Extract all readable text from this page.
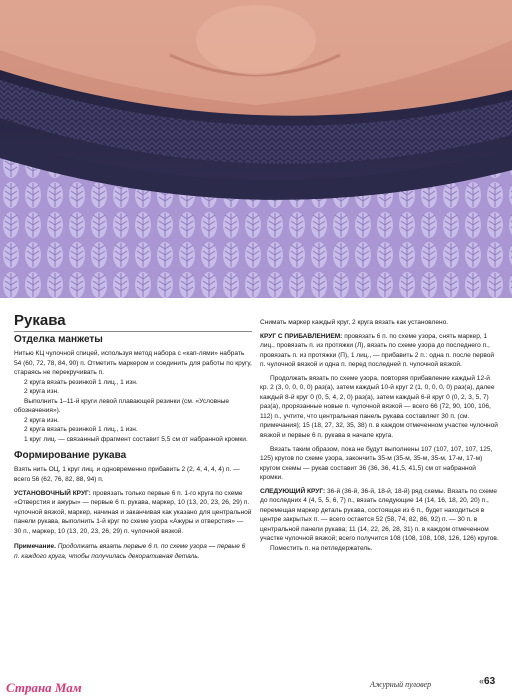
Рукава
Отделка манжеты

Нитью КЦ чулочной спицей, используя метод набора с «кап-лями» набрать 54 (60, 72, 78, 84, 90) п. Отметить маркером и соединить для работы по кругу, стараясь не перекручивать п.

2 круга вязать резинкой 1 лиц., 1 изн.

2 круга изн.

Выполнить 1–11-й круги левой плавающей резинки (см. «Условные обозначения»).

2 круга изн.

2 круга вязать резинкой 1 лиц., 1 изн.

1 круг лиц. — связанный фрагмент составит 5,5 см от набранной кромки.

Формирование рукава

Взять нить ОЦ, 1 круг лиц. и одновременно прибавить 2 (2, 4, 4, 4, 4) п. — всего 56 (62, 76, 82, 88, 94) п.

УСТАНОВОЧНЫЙ КРУГ: провязать только первые 6 п. 1-го круга по схеме «Отверстия и ажуры» — первые 6 п. рукава, маркер, 10 (13, 20, 23, 26, 29) п. чулочной вязкой, маркер, начиная и заканчивая как указано для центральной панели рукава, выполнить 1-й круг по схеме узора «Ажуры и отверстия» — 30 п., маркер, 10 (13, 20, 23, 26, 29) п. чулочной вязкой.

Примечание. Продолжать вязать первые 6 п. по схеме узора — первые 6 п. каждого круга, чтобы получилась декоративная деталь.

Снимать маркер каждый круг, 2 круга вязать как установлено.

КРУГ С ПРИБАВЛЕНИЕМ: провязать 6 п. по схеме узора, снять маркер, 1 лиц., провязать п. из протяжки (Л), вязать по схеме узора до последнего п., провязать п. из протяжки (П), 1 лиц., — прибавить 2 п.: одна п. после первой п. чулочной вязкой и одна п. перед последней п. чулочной вязкой.

Продолжать вязать по схеме узора, повторяя прибавление каждый 12-й кр. 2 (3, 0, 0, 0, 0) раз(а), затем каждый 10-й круг 2 (1, 0, 0, 0, 0) раз(а), далее каждый 8-й круг 0 (0, 5, 4, 2, 0) раз(а), затем каждый 6-й круг 0 (0, 2, 3, 5, 7) раз(а), прорязанные новые п. чулочной вязкой — всего 66 (72, 90, 100, 106, 112) п., учтите, что центральная панель рукава составляет 30 п. (см. примечания); 15 (18, 27, 32, 35, 38) п. в каждом отмеченном участке чулочной вязкой и первые 6 п. рукава в начале круга.

Вязать таким образом, пока не будут выполнены 107 (107, 107, 107, 125, 125) кругов по схеме узора, закончить 35-м (35-м, 35-м, 35-м, 17-м, 17-м) кругом схемы — рукав составит 36 (36, 36, 41,5, 41,5) см от набранной кромки.

СЛЕДУЮЩИЙ КРУГ: 36-й (36-й, 36-й, 18-й, 18-й) ряд схемы. Вязать по схеме до последних 4 (4, 5, 5, 6, 7) п., вязать следующие 14 (14, 16, 18, 20, 20) п., перемещая маркер деталь рукава, состоящая из 6 п., будет находиться в центре закрытых п. — всего остается 52 (58, 74, 82, 86, 92) п. — 30 п. в центральной панели рукава; 11 (14, 22, 26, 28, 31) п. в каждом отмеченном участке чулочной вязкой; всего получится 108 (108, 108, 108, 126, 126) кругов.

Поместить п. на петледержатель.

Страна Мам	Ажурный пуловер	«63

• [Short exercise]
All records must be output exactly as they are, except for the pictures, which are left out.

• [Exercise response]
Extract all readable text from this page.
Рукава
Отделка манжеты

Нитью КЦ чулочной спицей, используя метод набора с «кап-лями» набрать 54 (60, 72, 78, 84, 90) п. Отметить маркером и соединить для работы по кругу, стараясь не перекручивать п.

2 круга вязать резинкой 1 лиц., 1 изн.

2 круга изн.

Выполнить 1–11-й круги левой плавающей резинки (см. «Условные обозначения»).

2 круга изн.

2 круга вязать резинкой 1 лиц., 1 изн.

1 круг лиц. — связанный фрагмент составит 5,5 см от набранной кромки.

Формирование рукава

Взять нить ОЦ, 1 круг лиц. и одновременно прибавить 2 (2, 4, 4, 4, 4) п. — всего 56 (62, 76, 82, 88, 94) п.

УСТАНОВОЧНЫЙ КРУГ: провязать только первые 6 п. 1-го круга по схеме «Отверстия и ажуры» — первые 6 п. рукава, маркер, 10 (13, 20, 23, 26, 29) п. чулочной вязкой, маркер, начиная и заканчивая как указано для центральной панели рукава, выполнить 1-й круг по схеме узора «Ажуры и отверстия» — 30 п., маркер, 10 (13, 20, 23, 26, 29) п. чулочной вязкой.

Примечание. Продолжать вязать первые 6 п. по схеме узора — первые 6 п. каждого круга, чтобы получилась декоративная деталь.

Снимать маркер каждый круг, 2 круга вязать как установлено.

КРУГ С ПРИБАВЛЕНИЕМ: провязать 6 п. по схеме узора, снять маркер, 1 лиц., провязать п. из протяжки (Л), вязать по схеме узора до последнего п., провязать п. из протяжки (П), 1 лиц., — прибавить 2 п.: одна п. после первой п. чулочной вязкой и одна п. перед последней п. чулочной вязкой.

Продолжать вязать по схеме узора, повторяя прибавление каждый 12-й кр. 2 (3, 0, 0, 0, 0) раз(а), затем каждый 10-й круг 2 (1, 0, 0, 0, 0) раз(а), далее каждый 8-й круг 0 (0, 5, 4, 2, 0) раз(а), затем каждый 6-й круг 0 (0, 2, 3, 5, 7) раз(а), прорязанные новые п. чулочной вязкой — всего 66 (72, 90, 100, 106, 112) п., учтите, что центральная панель рукава составляет 30 п. (см. примечания); 15 (18, 27, 32, 35, 38) п. в каждом отмеченном участке чулочной вязкой и первые 6 п. рукава в начале круга.

Вязать таким образом, пока не будут выполнены 107 (107, 107, 107, 125, 125) кругов по схеме узора, закончить 35-м (35-м, 35-м, 35-м, 17-м, 17-м) кругом схемы — рукав составит 36 (36, 36, 41,5, 41,5) см от набранной кромки.

СЛЕДУЮЩИЙ КРУГ: 36-й (36-й, 36-й, 18-й, 18-й) ряд схемы. Вязать по схеме до последних 4 (4, 5, 5, 6, 7) п., вязать следующие 14 (14, 16, 18, 20, 20) п., перемещая маркер деталь рукава, состоящая из 6 п., будет находиться в центре закрытых п. — всего остается 52 (58, 74, 82, 86, 92) п. — 30 п. в центральной панели рукава; 11 (14, 22, 26, 28, 31) п. в каждом отмеченном участке чулочной вязкой; всего получится 108 (108, 108, 108, 126, 126) кругов.

Поместить п. на петледержатель.

Страна Мам	Ажурный пуловер	«63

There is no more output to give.